WRITTEN REQUEST -
Below are the records; locate each line with the word "text" and copy it.

[Stored records]
^^^^^^^^

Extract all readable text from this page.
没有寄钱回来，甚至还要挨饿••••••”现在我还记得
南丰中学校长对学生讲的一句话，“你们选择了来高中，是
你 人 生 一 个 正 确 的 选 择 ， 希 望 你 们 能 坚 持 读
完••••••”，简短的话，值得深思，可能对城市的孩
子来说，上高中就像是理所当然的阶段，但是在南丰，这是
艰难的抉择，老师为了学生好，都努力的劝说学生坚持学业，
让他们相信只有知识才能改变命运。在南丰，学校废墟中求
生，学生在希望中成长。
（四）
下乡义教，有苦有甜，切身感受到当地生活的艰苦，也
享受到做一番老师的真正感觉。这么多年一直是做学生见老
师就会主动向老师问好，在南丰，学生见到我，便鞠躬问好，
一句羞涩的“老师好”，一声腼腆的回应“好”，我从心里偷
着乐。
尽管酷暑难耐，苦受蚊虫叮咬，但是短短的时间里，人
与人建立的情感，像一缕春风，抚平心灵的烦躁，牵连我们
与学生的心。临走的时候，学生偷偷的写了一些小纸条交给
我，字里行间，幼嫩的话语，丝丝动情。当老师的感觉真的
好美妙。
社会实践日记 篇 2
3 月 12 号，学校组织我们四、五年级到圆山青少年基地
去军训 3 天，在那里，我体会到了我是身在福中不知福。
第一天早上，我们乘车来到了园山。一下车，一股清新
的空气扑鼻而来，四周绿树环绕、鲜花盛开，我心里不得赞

^^^^^^^^

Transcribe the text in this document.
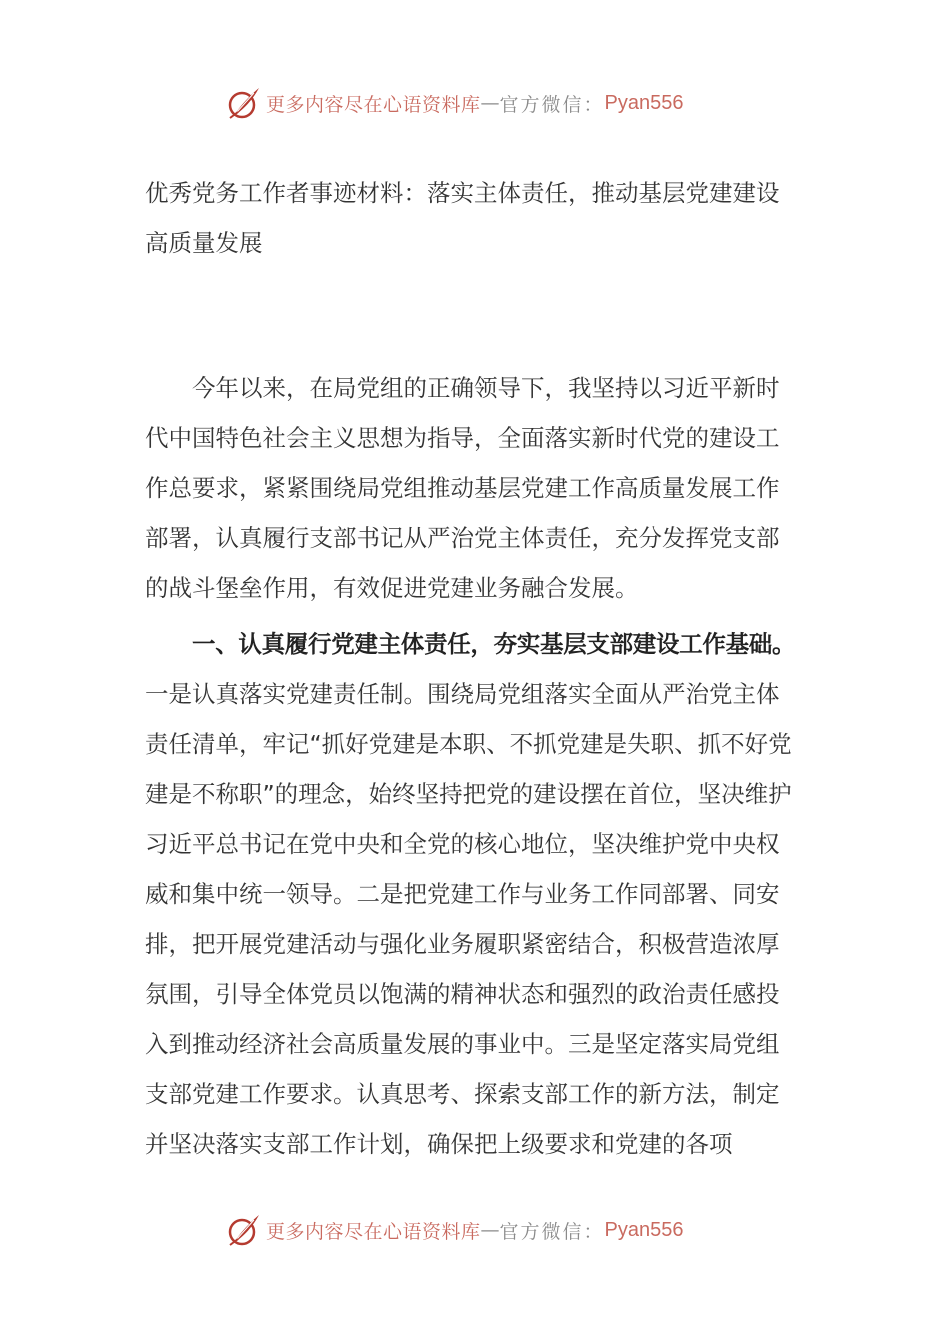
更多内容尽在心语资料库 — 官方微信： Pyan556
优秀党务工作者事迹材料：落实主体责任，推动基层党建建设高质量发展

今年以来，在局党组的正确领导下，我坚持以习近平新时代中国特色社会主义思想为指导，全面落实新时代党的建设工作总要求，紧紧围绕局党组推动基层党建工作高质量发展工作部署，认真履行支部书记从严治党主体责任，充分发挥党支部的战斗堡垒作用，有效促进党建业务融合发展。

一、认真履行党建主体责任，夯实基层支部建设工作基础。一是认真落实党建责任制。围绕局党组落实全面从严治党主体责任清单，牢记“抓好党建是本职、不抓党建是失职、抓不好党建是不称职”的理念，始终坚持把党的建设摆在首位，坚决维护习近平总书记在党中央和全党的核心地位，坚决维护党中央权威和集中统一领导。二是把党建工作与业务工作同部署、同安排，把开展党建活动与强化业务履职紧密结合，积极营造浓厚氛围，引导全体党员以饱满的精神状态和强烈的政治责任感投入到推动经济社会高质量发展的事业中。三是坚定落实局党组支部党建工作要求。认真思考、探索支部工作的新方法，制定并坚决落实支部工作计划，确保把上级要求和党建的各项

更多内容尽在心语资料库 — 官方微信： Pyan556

^^^^^^^^

COMPLETE RESPONSE -
Extract all readable text from this page.
Transcribe the text in this document.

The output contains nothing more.